Collected data entries:
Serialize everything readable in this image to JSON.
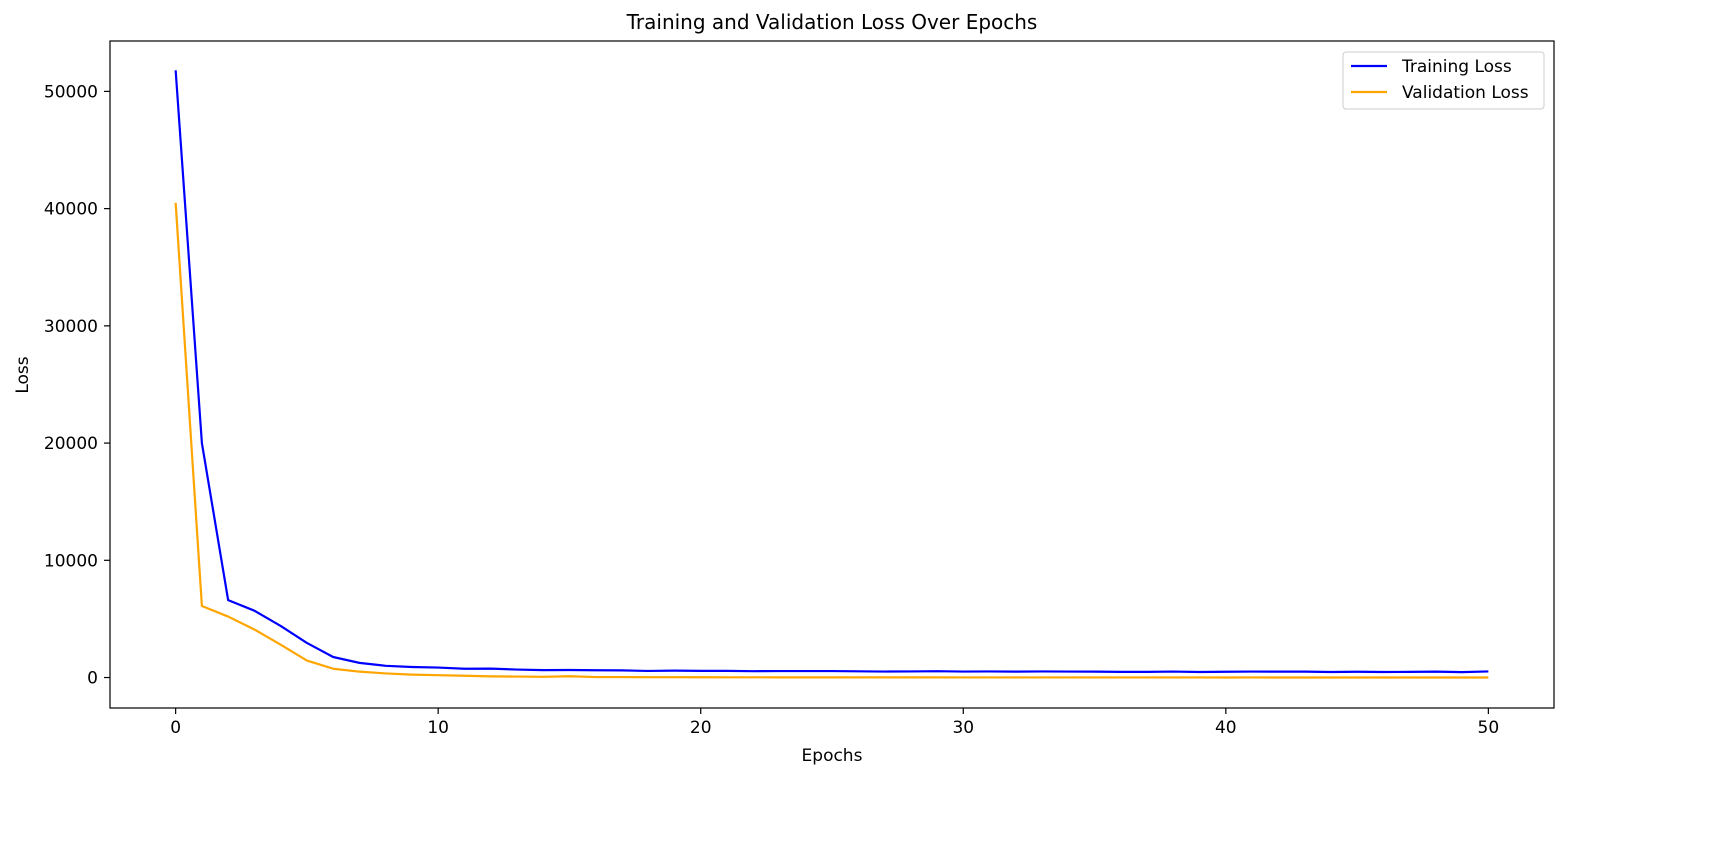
{
  "chart_data": {
    "type": "line",
    "title": "Training and Validation Loss Over Epochs",
    "xlabel": "Epochs",
    "ylabel": "Loss",
    "xlim": [
      -2.5,
      52.5
    ],
    "ylim": [
      -2600,
      54300
    ],
    "xticks": [
      0,
      10,
      20,
      30,
      40,
      50
    ],
    "yticks": [
      0,
      10000,
      20000,
      30000,
      40000,
      50000
    ],
    "grid": false,
    "legend_position": "top-right",
    "x": [
      0,
      1,
      2,
      3,
      4,
      5,
      6,
      7,
      8,
      9,
      10,
      11,
      12,
      13,
      14,
      15,
      16,
      17,
      18,
      19,
      20,
      21,
      22,
      23,
      24,
      25,
      26,
      27,
      28,
      29,
      30,
      31,
      32,
      33,
      34,
      35,
      36,
      37,
      38,
      39,
      40,
      41,
      42,
      43,
      44,
      45,
      46,
      47,
      48,
      49,
      50
    ],
    "series": [
      {
        "name": "Training Loss",
        "color": "#0000ff",
        "values": [
          51800,
          20000,
          6600,
          5700,
          4400,
          2950,
          1750,
          1250,
          1000,
          900,
          850,
          750,
          760,
          680,
          630,
          640,
          620,
          610,
          560,
          590,
          570,
          570,
          540,
          550,
          550,
          550,
          530,
          510,
          520,
          540,
          510,
          520,
          500,
          520,
          510,
          500,
          480,
          480,
          510,
          470,
          490,
          510,
          500,
          500,
          470,
          490,
          470,
          480,
          500,
          460,
          520
        ]
      },
      {
        "name": "Validation Loss",
        "color": "#ffa500",
        "values": [
          40500,
          6100,
          5200,
          4100,
          2800,
          1450,
          750,
          500,
          350,
          250,
          200,
          150,
          100,
          80,
          60,
          110,
          40,
          40,
          30,
          30,
          25,
          20,
          20,
          15,
          15,
          15,
          12,
          10,
          10,
          10,
          8,
          8,
          8,
          8,
          8,
          5,
          5,
          5,
          5,
          5,
          3,
          5,
          3,
          3,
          3,
          3,
          3,
          3,
          3,
          3,
          3
        ]
      }
    ]
  }
}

- What is being asked
Filter the data, keeping only the lines that contain "Epochs".

- Solution to this problem
    "title": "Training and Validation Loss Over Epochs",
    "xlabel": "Epochs",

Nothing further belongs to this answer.